[Labeled region entries]
** Start **

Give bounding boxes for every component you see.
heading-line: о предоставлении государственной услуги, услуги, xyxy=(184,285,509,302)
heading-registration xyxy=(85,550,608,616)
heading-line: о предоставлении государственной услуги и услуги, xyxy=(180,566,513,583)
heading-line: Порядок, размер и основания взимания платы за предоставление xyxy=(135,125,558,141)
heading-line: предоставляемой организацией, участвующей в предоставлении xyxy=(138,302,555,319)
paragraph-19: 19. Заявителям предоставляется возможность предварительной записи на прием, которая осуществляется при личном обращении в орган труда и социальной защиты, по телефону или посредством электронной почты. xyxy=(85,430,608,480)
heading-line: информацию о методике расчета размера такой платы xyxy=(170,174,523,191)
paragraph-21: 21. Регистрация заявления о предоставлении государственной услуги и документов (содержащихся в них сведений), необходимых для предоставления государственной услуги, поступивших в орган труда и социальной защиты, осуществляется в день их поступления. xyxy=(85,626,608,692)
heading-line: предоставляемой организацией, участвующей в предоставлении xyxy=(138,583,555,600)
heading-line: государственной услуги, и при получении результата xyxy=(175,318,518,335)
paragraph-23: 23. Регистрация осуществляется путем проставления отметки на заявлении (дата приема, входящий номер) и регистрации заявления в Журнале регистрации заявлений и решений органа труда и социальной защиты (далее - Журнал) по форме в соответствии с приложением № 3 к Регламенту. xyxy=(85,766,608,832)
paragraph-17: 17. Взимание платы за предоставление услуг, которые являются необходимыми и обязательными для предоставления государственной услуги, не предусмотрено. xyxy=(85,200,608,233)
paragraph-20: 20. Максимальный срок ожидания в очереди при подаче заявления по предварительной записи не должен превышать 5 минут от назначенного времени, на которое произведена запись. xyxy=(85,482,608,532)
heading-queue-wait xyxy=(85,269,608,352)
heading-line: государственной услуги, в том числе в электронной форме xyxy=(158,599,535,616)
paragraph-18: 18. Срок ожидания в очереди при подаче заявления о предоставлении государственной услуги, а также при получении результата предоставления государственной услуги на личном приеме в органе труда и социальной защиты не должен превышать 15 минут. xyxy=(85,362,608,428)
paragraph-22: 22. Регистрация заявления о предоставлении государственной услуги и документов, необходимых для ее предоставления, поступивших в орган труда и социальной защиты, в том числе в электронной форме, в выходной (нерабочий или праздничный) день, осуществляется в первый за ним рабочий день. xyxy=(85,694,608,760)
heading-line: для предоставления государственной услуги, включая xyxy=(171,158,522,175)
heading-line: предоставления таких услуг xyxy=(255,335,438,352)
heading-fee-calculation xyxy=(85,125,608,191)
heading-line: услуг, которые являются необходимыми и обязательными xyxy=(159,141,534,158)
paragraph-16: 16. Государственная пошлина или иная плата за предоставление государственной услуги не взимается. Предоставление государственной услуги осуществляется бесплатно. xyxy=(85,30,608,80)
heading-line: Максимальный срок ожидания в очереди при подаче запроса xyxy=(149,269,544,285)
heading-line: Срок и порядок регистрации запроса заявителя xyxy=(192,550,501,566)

** End **

__REQUEST__.
Render each line of the items above as a Markdown table with the columns "Row" and "Entry," numbering the rows in order and omitting blank lines.

__RESULT OF THIS TASK__.
| Row | Entry |
|---|---|
| 1 | Give bounding boxes for every component you see. |
| 2 | heading-line: о предоставлении государственной услуги, услуги, xyxy=(184,285,509,302) |
| 3 | heading-registration xyxy=(85,550,608,616) |
| 4 | heading-line: о предоставлении государственной услуги и услуги, xyxy=(180,566,513,583) |
| 5 | heading-line: Порядок, размер и основания взимания платы за предоставление xyxy=(135,125,558,141) |
| 6 | heading-line: предоставляемой организацией, участвующей в предоставлении xyxy=(138,302,555,319) |
| 7 | paragraph-19: 19. Заявителям предоставляется возможность предварительной записи на прием, которая осуществляется при личном обращении в орган труда и социальной защиты, по телефону или посредством электронной почты. xyxy=(85,430,608,480) |
| 8 | heading-line: информацию о методике расчета размера такой платы xyxy=(170,174,523,191) |
| 9 | paragraph-21: 21. Регистрация заявления о предоставлении государственной услуги и документов (содержащихся в них сведений), необходимых для предоставления государственной услуги, поступивших в орган труда и социальной защиты, осуществляется в день их поступления. xyxy=(85,626,608,692) |
| 10 | heading-line: предоставляемой организацией, участвующей в предоставлении xyxy=(138,583,555,600) |
| 11 | heading-line: государственной услуги, и при получении результата xyxy=(175,318,518,335) |
| 12 | paragraph-23: 23. Регистрация осуществляется путем проставления отметки на заявлении (дата приема, входящий номер) и регистрации заявления в Журнале регистрации заявлений и решений органа труда и социальной защиты (далее - Журнал) по форме в соответствии с приложением № 3 к Регламенту. xyxy=(85,766,608,832) |
| 13 | paragraph-17: 17. Взимание платы за предоставление услуг, которые являются необходимыми и обязательными для предоставления государственной услуги, не предусмотрено. xyxy=(85,200,608,233) |
| 14 | paragraph-20: 20. Максимальный срок ожидания в очереди при подаче заявления по предварительной записи не должен превышать 5 минут от назначенного времени, на которое произведена запись. xyxy=(85,482,608,532) |
| 15 | heading-queue-wait xyxy=(85,269,608,352) |
| 16 | heading-line: государственной услуги, в том числе в электронной форме xyxy=(158,599,535,616) |
| 17 | paragraph-18: 18. Срок ожидания в очереди при подаче заявления о предоставлении государственной услуги, а также при получении результата предоставления государственной услуги на личном приеме в органе труда и социальной защиты не должен превышать 15 минут. xyxy=(85,362,608,428) |
| 18 | paragraph-22: 22. Регистрация заявления о предоставлении государственной услуги и документов, необходимых для ее предоставления, поступивших в орган труда и социальной защиты, в том числе в электронной форме, в выходной (нерабочий или праздничный) день, осуществляется в первый за ним рабочий день. xyxy=(85,694,608,760) |
| 19 | heading-line: для предоставления государственной услуги, включая xyxy=(171,158,522,175) |
| 20 | heading-line: предоставления таких услуг xyxy=(255,335,438,352) |
| 21 | heading-fee-calculation xyxy=(85,125,608,191) |
| 22 | heading-line: услуг, которые являются необходимыми и обязательными xyxy=(159,141,534,158) |
| 23 | paragraph-16: 16. Государственная пошлина или иная плата за предоставление государственной услуги не взимается. Предоставление государственной услуги осуществляется бесплатно. xyxy=(85,30,608,80) |
| 24 | heading-line: Максимальный срок ожидания в очереди при подаче запроса xyxy=(149,269,544,285) |
| 25 | heading-line: Срок и порядок регистрации запроса заявителя xyxy=(192,550,501,566) |